Begin

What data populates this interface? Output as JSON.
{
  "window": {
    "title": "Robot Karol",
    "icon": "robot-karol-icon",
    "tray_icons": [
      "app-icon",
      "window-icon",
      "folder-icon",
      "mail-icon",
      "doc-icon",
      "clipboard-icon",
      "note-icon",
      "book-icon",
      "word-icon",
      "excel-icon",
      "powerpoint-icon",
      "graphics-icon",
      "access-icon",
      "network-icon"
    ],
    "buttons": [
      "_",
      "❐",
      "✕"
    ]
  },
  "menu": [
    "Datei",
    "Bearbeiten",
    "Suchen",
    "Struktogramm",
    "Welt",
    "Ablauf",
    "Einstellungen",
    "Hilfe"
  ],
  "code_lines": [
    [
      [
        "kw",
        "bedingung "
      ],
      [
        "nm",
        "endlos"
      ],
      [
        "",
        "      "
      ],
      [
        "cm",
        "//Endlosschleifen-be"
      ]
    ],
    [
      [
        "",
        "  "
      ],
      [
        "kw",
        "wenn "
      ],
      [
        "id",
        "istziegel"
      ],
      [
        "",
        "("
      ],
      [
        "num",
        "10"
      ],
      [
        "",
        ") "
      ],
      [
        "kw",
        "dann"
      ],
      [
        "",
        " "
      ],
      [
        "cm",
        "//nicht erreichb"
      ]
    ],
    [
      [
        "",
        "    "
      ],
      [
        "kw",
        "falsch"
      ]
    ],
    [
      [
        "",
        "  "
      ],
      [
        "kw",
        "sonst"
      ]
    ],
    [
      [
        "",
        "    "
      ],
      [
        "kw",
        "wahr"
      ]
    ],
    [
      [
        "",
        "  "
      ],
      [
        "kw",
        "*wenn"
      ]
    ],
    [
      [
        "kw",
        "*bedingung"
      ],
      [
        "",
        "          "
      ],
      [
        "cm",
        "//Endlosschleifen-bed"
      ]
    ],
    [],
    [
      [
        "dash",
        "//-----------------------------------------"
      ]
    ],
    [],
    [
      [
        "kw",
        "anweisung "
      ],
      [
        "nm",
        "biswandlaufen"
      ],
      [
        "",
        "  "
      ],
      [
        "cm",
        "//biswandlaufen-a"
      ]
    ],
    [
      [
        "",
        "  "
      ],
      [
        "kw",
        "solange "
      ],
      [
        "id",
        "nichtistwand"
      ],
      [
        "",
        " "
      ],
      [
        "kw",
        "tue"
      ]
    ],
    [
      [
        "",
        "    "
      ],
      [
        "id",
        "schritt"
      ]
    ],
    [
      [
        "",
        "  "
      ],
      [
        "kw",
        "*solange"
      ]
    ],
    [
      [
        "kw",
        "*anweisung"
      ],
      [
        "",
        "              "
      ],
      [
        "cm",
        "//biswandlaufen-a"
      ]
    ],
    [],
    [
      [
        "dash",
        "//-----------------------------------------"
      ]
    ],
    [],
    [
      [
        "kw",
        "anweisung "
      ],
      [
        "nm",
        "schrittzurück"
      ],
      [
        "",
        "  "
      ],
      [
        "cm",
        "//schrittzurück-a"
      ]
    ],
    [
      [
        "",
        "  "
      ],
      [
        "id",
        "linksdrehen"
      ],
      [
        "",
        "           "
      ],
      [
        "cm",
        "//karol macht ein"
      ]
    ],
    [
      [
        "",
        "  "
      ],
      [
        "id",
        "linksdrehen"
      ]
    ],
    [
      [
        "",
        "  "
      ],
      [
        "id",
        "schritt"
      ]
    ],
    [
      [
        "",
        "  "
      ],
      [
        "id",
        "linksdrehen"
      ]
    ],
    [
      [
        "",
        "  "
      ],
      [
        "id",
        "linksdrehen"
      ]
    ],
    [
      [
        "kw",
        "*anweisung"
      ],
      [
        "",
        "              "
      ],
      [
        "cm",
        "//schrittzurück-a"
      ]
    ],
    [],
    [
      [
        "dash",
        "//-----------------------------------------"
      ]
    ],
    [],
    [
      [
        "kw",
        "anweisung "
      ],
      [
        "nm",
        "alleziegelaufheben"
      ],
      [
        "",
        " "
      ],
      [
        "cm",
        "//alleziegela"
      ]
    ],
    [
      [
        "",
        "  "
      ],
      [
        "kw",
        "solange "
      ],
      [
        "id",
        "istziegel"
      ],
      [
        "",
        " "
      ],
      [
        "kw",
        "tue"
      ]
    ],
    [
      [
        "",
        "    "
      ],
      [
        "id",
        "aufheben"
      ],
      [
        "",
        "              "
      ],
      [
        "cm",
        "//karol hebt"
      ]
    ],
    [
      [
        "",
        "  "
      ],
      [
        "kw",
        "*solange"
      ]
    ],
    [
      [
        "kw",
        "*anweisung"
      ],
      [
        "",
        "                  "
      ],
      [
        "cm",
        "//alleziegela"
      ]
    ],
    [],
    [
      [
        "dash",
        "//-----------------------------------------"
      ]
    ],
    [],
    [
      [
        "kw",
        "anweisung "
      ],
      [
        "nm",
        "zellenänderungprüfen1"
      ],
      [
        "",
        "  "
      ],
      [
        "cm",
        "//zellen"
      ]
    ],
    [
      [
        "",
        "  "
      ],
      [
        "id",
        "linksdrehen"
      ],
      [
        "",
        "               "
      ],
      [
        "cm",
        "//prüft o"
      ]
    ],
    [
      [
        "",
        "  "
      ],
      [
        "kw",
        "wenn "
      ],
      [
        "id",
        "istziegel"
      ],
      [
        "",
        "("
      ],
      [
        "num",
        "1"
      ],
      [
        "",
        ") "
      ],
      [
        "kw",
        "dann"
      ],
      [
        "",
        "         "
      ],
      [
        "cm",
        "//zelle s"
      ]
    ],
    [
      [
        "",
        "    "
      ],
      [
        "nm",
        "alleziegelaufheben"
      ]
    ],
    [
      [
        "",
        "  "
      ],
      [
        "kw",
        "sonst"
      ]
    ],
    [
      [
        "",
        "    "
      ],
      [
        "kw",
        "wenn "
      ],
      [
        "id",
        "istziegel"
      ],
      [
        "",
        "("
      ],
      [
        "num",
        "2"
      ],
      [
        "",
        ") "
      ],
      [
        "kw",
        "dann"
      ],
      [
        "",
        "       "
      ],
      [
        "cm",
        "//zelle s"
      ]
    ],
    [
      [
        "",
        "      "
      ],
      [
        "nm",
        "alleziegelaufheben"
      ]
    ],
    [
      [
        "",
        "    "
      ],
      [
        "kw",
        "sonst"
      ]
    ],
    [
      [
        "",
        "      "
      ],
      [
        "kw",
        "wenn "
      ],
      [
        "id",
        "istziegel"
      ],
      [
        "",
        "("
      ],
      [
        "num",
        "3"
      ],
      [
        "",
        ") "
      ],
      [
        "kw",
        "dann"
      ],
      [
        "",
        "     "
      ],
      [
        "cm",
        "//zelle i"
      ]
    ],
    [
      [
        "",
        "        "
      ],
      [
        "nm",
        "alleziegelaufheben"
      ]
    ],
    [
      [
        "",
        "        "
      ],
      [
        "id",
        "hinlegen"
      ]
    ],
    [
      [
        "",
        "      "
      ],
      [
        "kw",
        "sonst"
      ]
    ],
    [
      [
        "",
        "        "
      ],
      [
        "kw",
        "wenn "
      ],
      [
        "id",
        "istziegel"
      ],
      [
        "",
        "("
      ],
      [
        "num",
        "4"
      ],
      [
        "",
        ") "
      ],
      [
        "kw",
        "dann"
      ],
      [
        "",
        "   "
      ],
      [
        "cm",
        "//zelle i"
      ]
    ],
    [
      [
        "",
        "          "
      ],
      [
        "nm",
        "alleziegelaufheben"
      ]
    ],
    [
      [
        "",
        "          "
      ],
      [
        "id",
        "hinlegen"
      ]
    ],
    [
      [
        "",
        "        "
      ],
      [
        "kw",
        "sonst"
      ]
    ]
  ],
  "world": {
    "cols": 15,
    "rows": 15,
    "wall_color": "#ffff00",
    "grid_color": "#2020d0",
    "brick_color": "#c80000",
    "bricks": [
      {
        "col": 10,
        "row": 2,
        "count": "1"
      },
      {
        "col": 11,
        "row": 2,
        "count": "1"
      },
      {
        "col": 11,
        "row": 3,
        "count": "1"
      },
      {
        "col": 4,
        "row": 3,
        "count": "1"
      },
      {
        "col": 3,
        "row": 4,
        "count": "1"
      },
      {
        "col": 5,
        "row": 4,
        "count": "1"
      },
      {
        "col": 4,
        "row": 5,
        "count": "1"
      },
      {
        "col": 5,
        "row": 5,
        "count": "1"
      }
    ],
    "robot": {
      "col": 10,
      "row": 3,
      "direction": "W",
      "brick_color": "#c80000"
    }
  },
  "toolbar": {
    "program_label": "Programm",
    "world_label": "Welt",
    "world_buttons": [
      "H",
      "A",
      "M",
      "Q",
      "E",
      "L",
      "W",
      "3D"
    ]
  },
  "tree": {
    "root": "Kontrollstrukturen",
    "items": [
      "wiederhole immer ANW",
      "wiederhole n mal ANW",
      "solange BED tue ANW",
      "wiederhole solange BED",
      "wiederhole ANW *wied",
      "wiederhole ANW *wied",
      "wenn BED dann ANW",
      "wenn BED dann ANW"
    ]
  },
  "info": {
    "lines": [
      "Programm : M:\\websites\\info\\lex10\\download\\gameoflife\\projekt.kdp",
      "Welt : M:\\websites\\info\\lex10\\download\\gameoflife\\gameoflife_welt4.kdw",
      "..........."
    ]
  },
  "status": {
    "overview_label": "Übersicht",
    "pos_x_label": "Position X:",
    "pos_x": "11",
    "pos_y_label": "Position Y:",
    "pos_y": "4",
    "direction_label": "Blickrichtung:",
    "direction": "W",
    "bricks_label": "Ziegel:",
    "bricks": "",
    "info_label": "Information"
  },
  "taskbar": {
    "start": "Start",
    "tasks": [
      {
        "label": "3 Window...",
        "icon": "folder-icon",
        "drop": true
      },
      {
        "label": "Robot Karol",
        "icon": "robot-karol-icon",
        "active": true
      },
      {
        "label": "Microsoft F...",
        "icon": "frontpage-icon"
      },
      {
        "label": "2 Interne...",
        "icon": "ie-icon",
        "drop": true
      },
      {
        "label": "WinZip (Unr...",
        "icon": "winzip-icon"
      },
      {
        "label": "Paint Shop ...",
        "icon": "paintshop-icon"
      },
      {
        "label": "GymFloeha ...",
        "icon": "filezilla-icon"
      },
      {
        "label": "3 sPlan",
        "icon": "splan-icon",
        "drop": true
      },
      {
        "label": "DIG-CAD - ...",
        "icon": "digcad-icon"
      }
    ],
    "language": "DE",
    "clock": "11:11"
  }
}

End

Give the count of lines in the listing above that include "Position", with no other words.

* _Exercise output_:
2